▸ **Exercise instructions**: Copy each line of the listing below exactly.

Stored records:

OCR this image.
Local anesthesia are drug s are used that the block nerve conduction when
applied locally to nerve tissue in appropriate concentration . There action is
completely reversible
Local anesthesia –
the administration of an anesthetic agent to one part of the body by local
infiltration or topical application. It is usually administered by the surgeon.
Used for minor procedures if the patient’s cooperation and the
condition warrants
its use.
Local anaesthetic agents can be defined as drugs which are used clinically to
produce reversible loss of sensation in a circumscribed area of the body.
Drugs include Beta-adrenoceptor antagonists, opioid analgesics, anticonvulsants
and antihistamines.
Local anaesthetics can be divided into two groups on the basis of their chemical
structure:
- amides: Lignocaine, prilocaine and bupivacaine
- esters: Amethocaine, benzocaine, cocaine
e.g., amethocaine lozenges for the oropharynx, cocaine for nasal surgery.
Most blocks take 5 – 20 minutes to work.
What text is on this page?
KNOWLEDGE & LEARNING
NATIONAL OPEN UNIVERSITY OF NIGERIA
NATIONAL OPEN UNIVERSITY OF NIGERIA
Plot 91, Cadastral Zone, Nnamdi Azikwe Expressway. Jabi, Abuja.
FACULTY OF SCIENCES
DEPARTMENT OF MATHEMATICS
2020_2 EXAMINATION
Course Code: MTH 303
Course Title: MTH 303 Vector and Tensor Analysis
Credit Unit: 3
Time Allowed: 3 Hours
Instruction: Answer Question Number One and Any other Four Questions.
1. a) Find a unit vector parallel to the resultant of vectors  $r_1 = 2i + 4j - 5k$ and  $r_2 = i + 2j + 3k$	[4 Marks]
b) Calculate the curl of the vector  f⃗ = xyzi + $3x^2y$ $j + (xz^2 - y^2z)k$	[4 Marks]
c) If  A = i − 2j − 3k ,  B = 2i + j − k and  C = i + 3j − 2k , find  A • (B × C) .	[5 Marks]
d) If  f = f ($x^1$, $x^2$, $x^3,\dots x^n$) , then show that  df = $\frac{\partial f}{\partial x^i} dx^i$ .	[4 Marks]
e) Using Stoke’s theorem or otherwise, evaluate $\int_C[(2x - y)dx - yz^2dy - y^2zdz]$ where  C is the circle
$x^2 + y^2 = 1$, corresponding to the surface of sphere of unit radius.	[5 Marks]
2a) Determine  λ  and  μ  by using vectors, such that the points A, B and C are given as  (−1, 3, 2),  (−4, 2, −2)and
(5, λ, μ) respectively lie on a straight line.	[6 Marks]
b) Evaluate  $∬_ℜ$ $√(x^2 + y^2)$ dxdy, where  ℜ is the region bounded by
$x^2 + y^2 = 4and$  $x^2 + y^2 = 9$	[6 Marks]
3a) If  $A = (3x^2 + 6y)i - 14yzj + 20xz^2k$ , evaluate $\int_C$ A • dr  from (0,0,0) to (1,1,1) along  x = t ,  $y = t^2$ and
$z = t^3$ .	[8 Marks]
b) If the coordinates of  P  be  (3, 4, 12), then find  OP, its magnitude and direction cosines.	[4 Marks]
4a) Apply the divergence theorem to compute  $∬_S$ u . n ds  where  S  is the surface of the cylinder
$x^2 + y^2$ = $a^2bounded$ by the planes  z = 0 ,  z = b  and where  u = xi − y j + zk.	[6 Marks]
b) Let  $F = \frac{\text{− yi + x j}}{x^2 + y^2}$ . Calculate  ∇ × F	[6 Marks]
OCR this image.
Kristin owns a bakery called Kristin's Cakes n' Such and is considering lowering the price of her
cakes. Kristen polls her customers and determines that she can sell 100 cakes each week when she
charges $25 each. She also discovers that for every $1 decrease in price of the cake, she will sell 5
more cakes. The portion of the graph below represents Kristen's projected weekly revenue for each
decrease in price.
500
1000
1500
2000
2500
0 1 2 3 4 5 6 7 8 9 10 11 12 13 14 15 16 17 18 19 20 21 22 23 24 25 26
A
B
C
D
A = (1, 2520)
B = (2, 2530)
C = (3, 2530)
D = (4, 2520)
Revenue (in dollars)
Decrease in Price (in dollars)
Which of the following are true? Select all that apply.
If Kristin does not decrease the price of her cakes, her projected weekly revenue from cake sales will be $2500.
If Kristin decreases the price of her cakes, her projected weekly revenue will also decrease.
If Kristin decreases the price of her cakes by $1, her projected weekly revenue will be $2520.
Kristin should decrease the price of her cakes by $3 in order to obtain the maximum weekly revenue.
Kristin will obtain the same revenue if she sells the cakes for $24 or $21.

▸ **Full response**:
OCR this image.
Local anesthesia are drug s are used that the block nerve conduction when
applied locally to nerve tissue in appropriate concentration . There action is
completely reversible
Local anesthesia –
the administration of an anesthetic agent to one part of the body by local
infiltration or topical application. It is usually administered by the surgeon.
Used for minor procedures if the patient’s cooperation and the
condition warrants
its use.
Local anaesthetic agents can be defined as drugs which are used clinically to
produce reversible loss of sensation in a circumscribed area of the body.
Drugs include Beta-adrenoceptor antagonists, opioid analgesics, anticonvulsants
and antihistamines.
Local anaesthetics can be divided into two groups on the basis of their chemical
structure:
- amides: Lignocaine, prilocaine and bupivacaine
- esters: Amethocaine, benzocaine, cocaine
e.g., amethocaine lozenges for the oropharynx, cocaine for nasal surgery.
Most blocks take 5 – 20 minutes to work.
What text is on this page?
KNOWLEDGE & LEARNING
NATIONAL OPEN UNIVERSITY OF NIGERIA
NATIONAL OPEN UNIVERSITY OF NIGERIA
Plot 91, Cadastral Zone, Nnamdi Azikwe Expressway. Jabi, Abuja.
FACULTY OF SCIENCES
DEPARTMENT OF MATHEMATICS
2020_2 EXAMINATION
Course Code: MTH 303
Course Title: MTH 303 Vector and Tensor Analysis
Credit Unit: 3
Time Allowed: 3 Hours
Instruction: Answer Question Number One and Any other Four Questions.
1. a) Find a unit vector parallel to the resultant of vectors  $r_1 = 2i + 4j - 5k$ and  $r_2 = i + 2j + 3k$	[4 Marks]
b) Calculate the curl of the vector  f⃗ = xyzi + $3x^2y$ $j + (xz^2 - y^2z)k$	[4 Marks]
c) If  A = i − 2j − 3k ,  B = 2i + j − k and  C = i + 3j − 2k , find  A • (B × C) .	[5 Marks]
d) If  f = f ($x^1$, $x^2$, $x^3,\dots x^n$) , then show that  df = $\frac{\partial f}{\partial x^i} dx^i$ .	[4 Marks]
e) Using Stoke’s theorem or otherwise, evaluate $\int_C[(2x - y)dx - yz^2dy - y^2zdz]$ where  C is the circle
$x^2 + y^2 = 1$, corresponding to the surface of sphere of unit radius.	[5 Marks]
2a) Determine  λ  and  μ  by using vectors, such that the points A, B and C are given as  (−1, 3, 2),  (−4, 2, −2)and
(5, λ, μ) respectively lie on a straight line.	[6 Marks]
b) Evaluate  $∬_ℜ$ $√(x^2 + y^2)$ dxdy, where  ℜ is the region bounded by
$x^2 + y^2 = 4and$  $x^2 + y^2 = 9$	[6 Marks]
3a) If  $A = (3x^2 + 6y)i - 14yzj + 20xz^2k$ , evaluate $\int_C$ A • dr  from (0,0,0) to (1,1,1) along  x = t ,  $y = t^2$ and
$z = t^3$ .	[8 Marks]
b) If the coordinates of  P  be  (3, 4, 12), then find  OP, its magnitude and direction cosines.	[4 Marks]
4a) Apply the divergence theorem to compute  $∬_S$ u . n ds  where  S  is the surface of the cylinder
$x^2 + y^2$ = $a^2bounded$ by the planes  z = 0 ,  z = b  and where  u = xi − y j + zk.	[6 Marks]
b) Let  $F = \frac{\text{− yi + x j}}{x^2 + y^2}$ . Calculate  ∇ × F	[6 Marks]
OCR this image.
Kristin owns a bakery called Kristin's Cakes n' Such and is considering lowering the price of her
cakes. Kristen polls her customers and determines that she can sell 100 cakes each week when she
charges $25 each. She also discovers that for every $1 decrease in price of the cake, she will sell 5
more cakes. The portion of the graph below represents Kristen's projected weekly revenue for each
decrease in price.
500
1000
1500
2000
2500
0 1 2 3 4 5 6 7 8 9 10 11 12 13 14 15 16 17 18 19 20 21 22 23 24 25 26
A
B
C
D
A = (1, 2520)
B = (2, 2530)
C = (3, 2530)
D = (4, 2520)
Revenue (in dollars)
Decrease in Price (in dollars)
Which of the following are true? Select all that apply.
If Kristin does not decrease the price of her cakes, her projected weekly revenue from cake sales will be $2500.
If Kristin decreases the price of her cakes, her projected weekly revenue will also decrease.
If Kristin decreases the price of her cakes by $1, her projected weekly revenue will be $2520.
Kristin should decrease the price of her cakes by $3 in order to obtain the maximum weekly revenue.
Kristin will obtain the same revenue if she sells the cakes for $24 or $21.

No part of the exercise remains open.